** START Data to use **
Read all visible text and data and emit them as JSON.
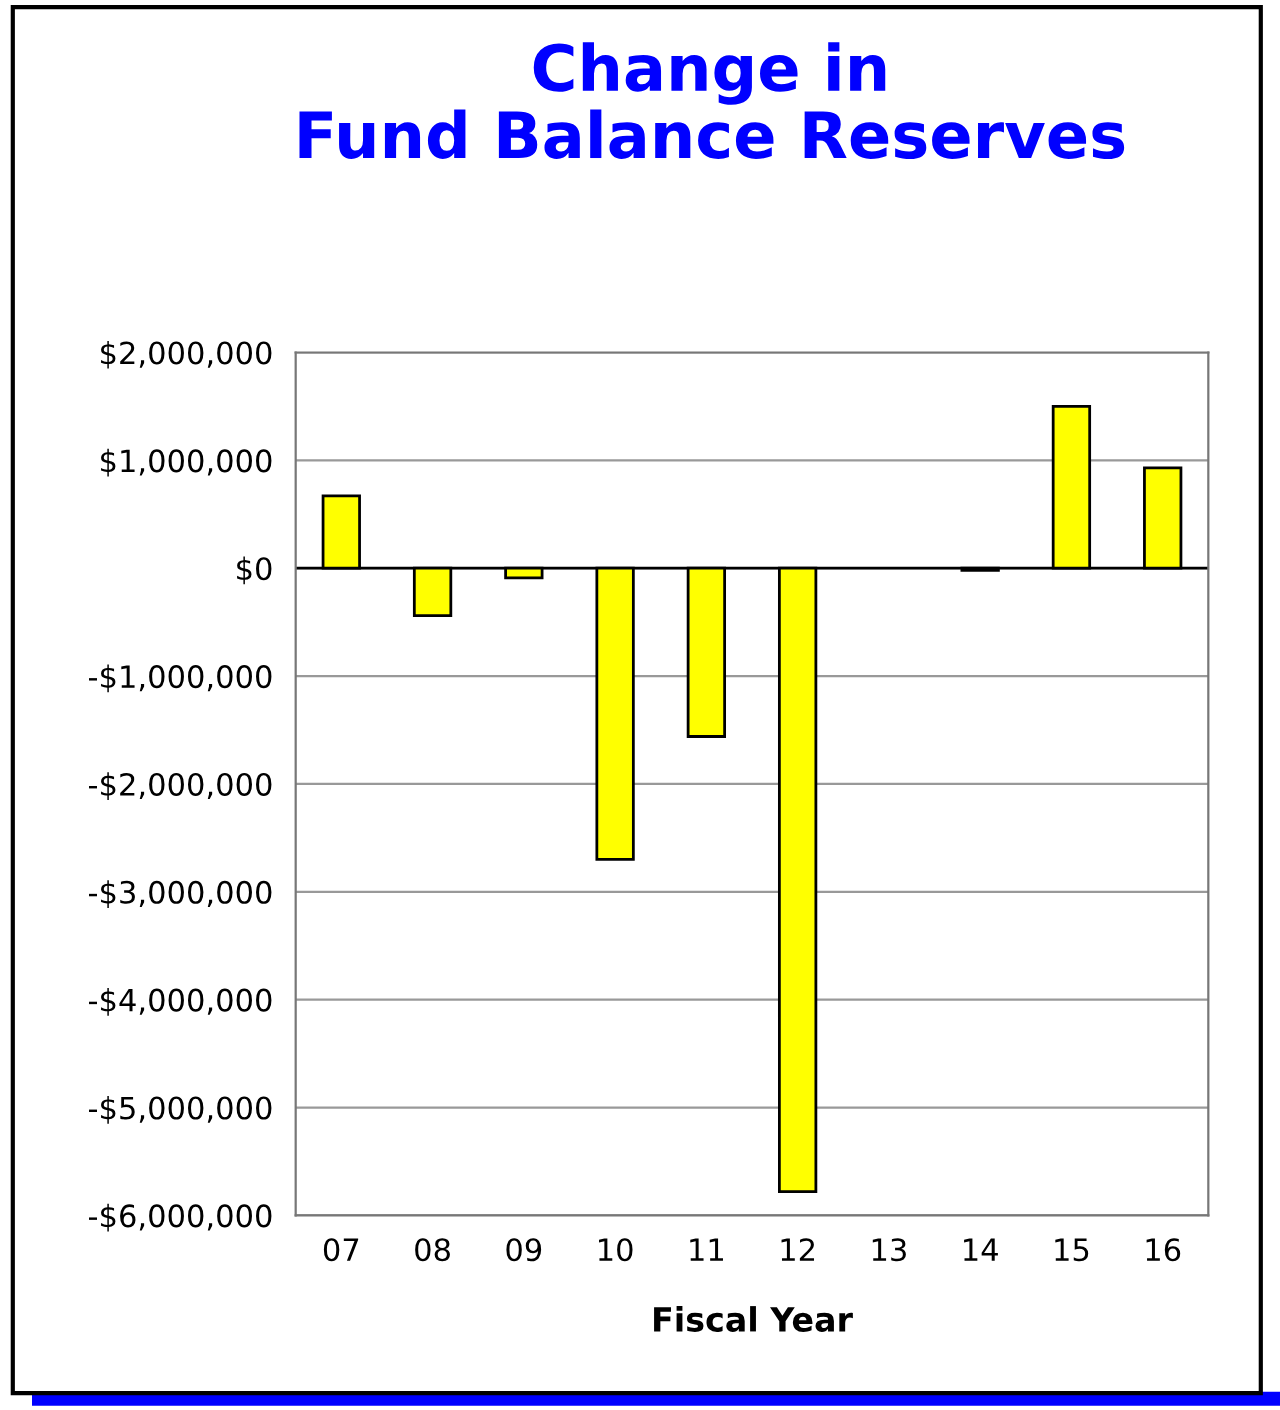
{
  "chart_data": {
    "type": "bar",
    "title": "Change in\nFund Balance Reserves",
    "xlabel": "Fiscal Year",
    "categories": [
      "07",
      "08",
      "09",
      "10",
      "11",
      "12",
      "13",
      "14",
      "15",
      "16"
    ],
    "values": [
      670000,
      -440000,
      -90000,
      -2700000,
      -1560000,
      -5780000,
      null,
      -20000,
      1500000,
      930000
    ],
    "color": "#ffff00",
    "ylim": [
      -6000000,
      2000000
    ],
    "yticks": [
      {
        "value": -6000000,
        "label": "-$6,000,000"
      },
      {
        "value": -5000000,
        "label": "-$5,000,000"
      },
      {
        "value": -4000000,
        "label": "-$4,000,000"
      },
      {
        "value": -3000000,
        "label": "-$3,000,000"
      },
      {
        "value": -2000000,
        "label": "-$2,000,000"
      },
      {
        "value": -1000000,
        "label": "-$1,000,000"
      },
      {
        "value": 0,
        "label": "$0"
      },
      {
        "value": 1000000,
        "label": "$1,000,000"
      },
      {
        "value": 2000000,
        "label": "$2,000,000"
      }
    ],
    "grid": "y"
  }
}
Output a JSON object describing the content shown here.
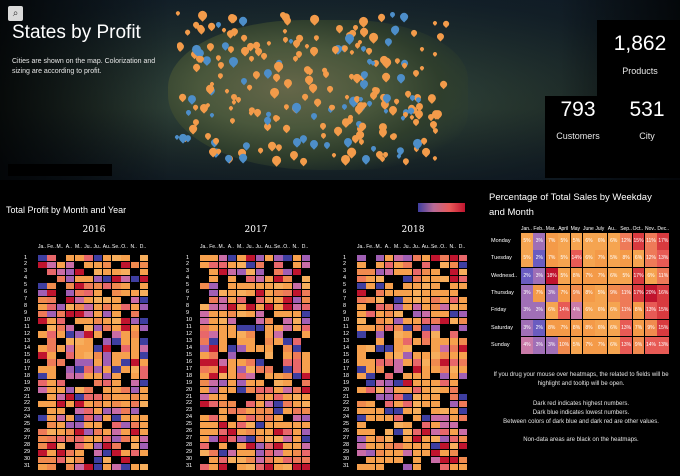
{
  "header": {
    "search_icon": "search-icon",
    "title": "States by Profit",
    "subtitle": "Cities are shown on the map. Colorization and sizing are according to profit."
  },
  "kpis": {
    "products": {
      "value": "1,862",
      "label": "Products"
    },
    "customers": {
      "value": "793",
      "label": "Customers"
    },
    "city": {
      "value": "531",
      "label": "City"
    }
  },
  "colors": {
    "profit_high": "#c0142e",
    "profit_low": "#3e3ea0",
    "profit_mid": "#f6a04d",
    "no_data": "#000000",
    "map_city_profit": "#f39b4a",
    "map_city_loss": "#4d8ec9"
  },
  "profit_heatmap": {
    "title": "Total Profit by Month and Year",
    "years": [
      "2016",
      "2017",
      "2018"
    ],
    "months": [
      "Ja..",
      "Fe..",
      "M..",
      "A..",
      "M..",
      "Ju..",
      "Ju..",
      "Au..",
      "Se..",
      "O..",
      "N..",
      "D.."
    ],
    "days": [
      "1",
      "2",
      "3",
      "4",
      "5",
      "6",
      "7",
      "8",
      "9",
      "10",
      "11",
      "12",
      "13",
      "14",
      "15",
      "16",
      "17",
      "18",
      "19",
      "20",
      "21",
      "22",
      "23",
      "24",
      "25",
      "26",
      "27",
      "28",
      "29",
      "30",
      "31"
    ]
  },
  "weekday_heatmap": {
    "title": "Percentage of Total Sales by Weekday and Month",
    "months": [
      "Jan..",
      "Feb..",
      "Mar..",
      "April",
      "May",
      "June",
      "July",
      "Au..",
      "Sep..",
      "Oct..",
      "Nov..",
      "Dec.."
    ],
    "weekdays": [
      "Monday",
      "Tuesday",
      "Wednesd..",
      "Thursday",
      "Friday",
      "Saturday",
      "Sunday"
    ],
    "values": [
      [
        "5%",
        "3%",
        "7%",
        "5%",
        "5%",
        "6%",
        "6%",
        "6%",
        "12%",
        "15%",
        "11%",
        "17%"
      ],
      [
        "5%",
        "2%",
        "7%",
        "5%",
        "14%",
        "6%",
        "7%",
        "5%",
        "8%",
        "6%",
        "12%",
        "13%"
      ],
      [
        "2%",
        "3%",
        "18%",
        "5%",
        "8%",
        "7%",
        "7%",
        "6%",
        "5%",
        "17%",
        "6%",
        "11%"
      ],
      [
        "3%",
        "7%",
        "3%",
        "7%",
        "9%",
        "8%",
        "5%",
        "9%",
        "11%",
        "17%",
        "20%",
        "16%"
      ],
      [
        "3%",
        "3%",
        "6%",
        "14%",
        "4%",
        "6%",
        "6%",
        "6%",
        "11%",
        "8%",
        "13%",
        "15%"
      ],
      [
        "3%",
        "2%",
        "8%",
        "7%",
        "8%",
        "8%",
        "6%",
        "6%",
        "13%",
        "7%",
        "9%",
        "15%"
      ],
      [
        "4%",
        "3%",
        "3%",
        "10%",
        "5%",
        "7%",
        "7%",
        "6%",
        "13%",
        "9%",
        "14%",
        "13%"
      ]
    ]
  },
  "notes": {
    "hover": "If you drug your mouse over heatmaps, the related to fields will be highlight and tooltip will be open.",
    "dark_red": "Dark red indicates highest numbers.",
    "dark_blue": "Dark blue indicates lowest numbers.",
    "between": "Between colors of dark blue and dark red are other values.",
    "non_data": "Non-data areas are black on the heatmaps."
  }
}
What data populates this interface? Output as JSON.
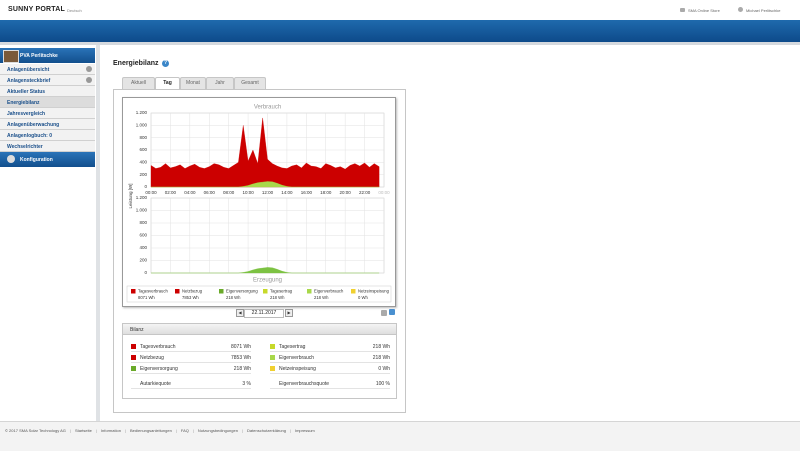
{
  "header": {
    "logo": "SUNNY PORTAL",
    "language": "Deutsch",
    "store": "SMA Online Store",
    "user": "Michael Perlitschke"
  },
  "sidebar": {
    "plant": "PVA Perlitschke",
    "items": [
      "Anlagenübersicht",
      "Anlagensteckbrief",
      "Aktueller Status",
      "Energiebilanz",
      "Jahresvergleich",
      "Anlagenüberwachung",
      "Anlagenlogbuch: 0",
      "Wechselrichter"
    ],
    "config": "Konfiguration"
  },
  "main": {
    "title": "Energiebilanz",
    "tabs": [
      "Aktuell",
      "Tag",
      "Monat",
      "Jahr",
      "Gesamt"
    ],
    "date": "22.11.2017"
  },
  "chart_data": [
    {
      "type": "area",
      "title": "Verbrauch",
      "y_label": "Leistung [W]",
      "x": [
        0,
        0.5,
        1,
        1.5,
        2,
        2.5,
        3,
        3.5,
        4,
        4.5,
        5,
        5.5,
        6,
        6.5,
        7,
        7.5,
        8,
        8.5,
        9,
        9.5,
        10,
        10.5,
        11,
        11.5,
        12,
        12.5,
        13,
        13.5,
        14,
        14.5,
        15,
        15.5,
        16,
        16.5,
        17,
        17.5,
        18,
        18.5,
        19,
        19.5,
        20,
        20.5,
        21,
        21.5,
        22,
        22.5,
        23,
        23.5
      ],
      "xlim": [
        0,
        24
      ],
      "xticks": [
        {
          "value": 0,
          "label": "00:00"
        },
        {
          "value": 2,
          "label": "02:00"
        },
        {
          "value": 4,
          "label": "04:00"
        },
        {
          "value": 6,
          "label": "06:00"
        },
        {
          "value": 8,
          "label": "08:00"
        },
        {
          "value": 10,
          "label": "10:00"
        },
        {
          "value": 12,
          "label": "12:00"
        },
        {
          "value": 14,
          "label": "14:00"
        },
        {
          "value": 16,
          "label": "16:00"
        },
        {
          "value": 18,
          "label": "18:00"
        },
        {
          "value": 20,
          "label": "20:00"
        },
        {
          "value": 22,
          "label": "22:00"
        },
        {
          "value": 24,
          "label": "00:00"
        }
      ],
      "ylim": [
        0,
        1200
      ],
      "yticks": [
        0,
        200,
        400,
        600,
        800,
        {
          "value": 1000,
          "label": "1.000"
        },
        {
          "value": 1200,
          "label": "1.200"
        }
      ],
      "grid": true,
      "series": [
        {
          "name": "Tagesverbrauch",
          "color": "#cc0000",
          "values": [
            350,
            300,
            320,
            380,
            310,
            330,
            360,
            300,
            340,
            370,
            320,
            300,
            330,
            380,
            360,
            320,
            300,
            350,
            400,
            1000,
            420,
            600,
            380,
            1120,
            450,
            380,
            340,
            310,
            300,
            340,
            360,
            310,
            390,
            340,
            330,
            300,
            380,
            350,
            310,
            330,
            290,
            350,
            380,
            340,
            390,
            320,
            380,
            330
          ]
        },
        {
          "name": "Eigenverbrauch",
          "color": "#a8d84a",
          "values": [
            0,
            0,
            0,
            0,
            0,
            0,
            0,
            0,
            0,
            0,
            0,
            0,
            0,
            0,
            0,
            0,
            0,
            0,
            0,
            10,
            25,
            50,
            70,
            80,
            90,
            85,
            60,
            30,
            10,
            0,
            0,
            0,
            0,
            0,
            0,
            0,
            0,
            0,
            0,
            0,
            0,
            0,
            0,
            0,
            0,
            0,
            0,
            0
          ]
        }
      ]
    },
    {
      "type": "area",
      "title": "Erzeugung",
      "x": [
        0,
        0.5,
        1,
        1.5,
        2,
        2.5,
        3,
        3.5,
        4,
        4.5,
        5,
        5.5,
        6,
        6.5,
        7,
        7.5,
        8,
        8.5,
        9,
        9.5,
        10,
        10.5,
        11,
        11.5,
        12,
        12.5,
        13,
        13.5,
        14,
        14.5,
        15,
        15.5,
        16,
        16.5,
        17,
        17.5,
        18,
        18.5,
        19,
        19.5,
        20,
        20.5,
        21,
        21.5,
        22,
        22.5,
        23,
        23.5
      ],
      "xlim": [
        0,
        24
      ],
      "xticks": [
        0,
        2,
        4,
        6,
        8,
        10,
        12,
        14,
        16,
        18,
        20,
        22,
        24
      ],
      "ylim": [
        0,
        1200
      ],
      "yticks": [
        0,
        200,
        400,
        600,
        800,
        {
          "value": 1000,
          "label": "1.000"
        },
        {
          "value": 1200,
          "label": "1.200"
        }
      ],
      "grid": true,
      "series": [
        {
          "name": "Tagesertrag",
          "color": "#7cc242",
          "values": [
            0,
            0,
            0,
            0,
            0,
            0,
            0,
            0,
            0,
            0,
            0,
            0,
            0,
            0,
            0,
            0,
            0,
            0,
            0,
            10,
            25,
            50,
            70,
            80,
            90,
            85,
            60,
            30,
            10,
            0,
            0,
            0,
            0,
            0,
            0,
            0,
            0,
            0,
            0,
            0,
            0,
            0,
            0,
            0,
            0,
            0,
            0,
            0
          ]
        }
      ]
    }
  ],
  "legend": [
    {
      "name": "Tagesverbrauch",
      "value": "8071 Wh",
      "color": "#cc0000"
    },
    {
      "name": "Netzbezug",
      "value": "7853 Wh",
      "color": "#cc0000"
    },
    {
      "name": "Eigenversorgung",
      "value": "218 Wh",
      "color": "#6aaa2a"
    },
    {
      "name": "Tagesertrag",
      "value": "218 Wh",
      "color": "#c7d92a"
    },
    {
      "name": "Eigenverbrauch",
      "value": "218 Wh",
      "color": "#a8d84a"
    },
    {
      "name": "Netzeinspeisung",
      "value": "0 Wh",
      "color": "#f0d030"
    }
  ],
  "bilanz": {
    "title": "Bilanz",
    "left": [
      {
        "label": "Tagesverbrauch",
        "value": "8071 Wh",
        "color": "#cc0000"
      },
      {
        "label": "Netzbezug",
        "value": "7853 Wh",
        "color": "#cc0000"
      },
      {
        "label": "Eigenversorgung",
        "value": "218 Wh",
        "color": "#6aaa2a"
      }
    ],
    "right": [
      {
        "label": "Tagesertrag",
        "value": "218 Wh",
        "color": "#c7d92a"
      },
      {
        "label": "Eigenverbrauch",
        "value": "218 Wh",
        "color": "#a8d84a"
      },
      {
        "label": "Netzeinspeisung",
        "value": "0 Wh",
        "color": "#f0d030"
      }
    ],
    "left_quota": {
      "label": "Autarkiequote",
      "value": "3 %"
    },
    "right_quota": {
      "label": "Eigenverbrauchsquote",
      "value": "100 %"
    }
  },
  "footer": [
    "© 2017 SMA Solar Technology AG",
    "Startseite",
    "Information",
    "Bedienungsanleitungen",
    "FAQ",
    "Nutzungsbedingungen",
    "Datenschutzerklärung",
    "Impressum"
  ]
}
** END Data to use **
- _Task brief_
Filter the listing above for the string "JSON" and copy every matching line.

- _The response_
Read all visible text and data and emit them as JSON.
Output a JSON object describing the content shown here.
What data populates this interface? Output as JSON.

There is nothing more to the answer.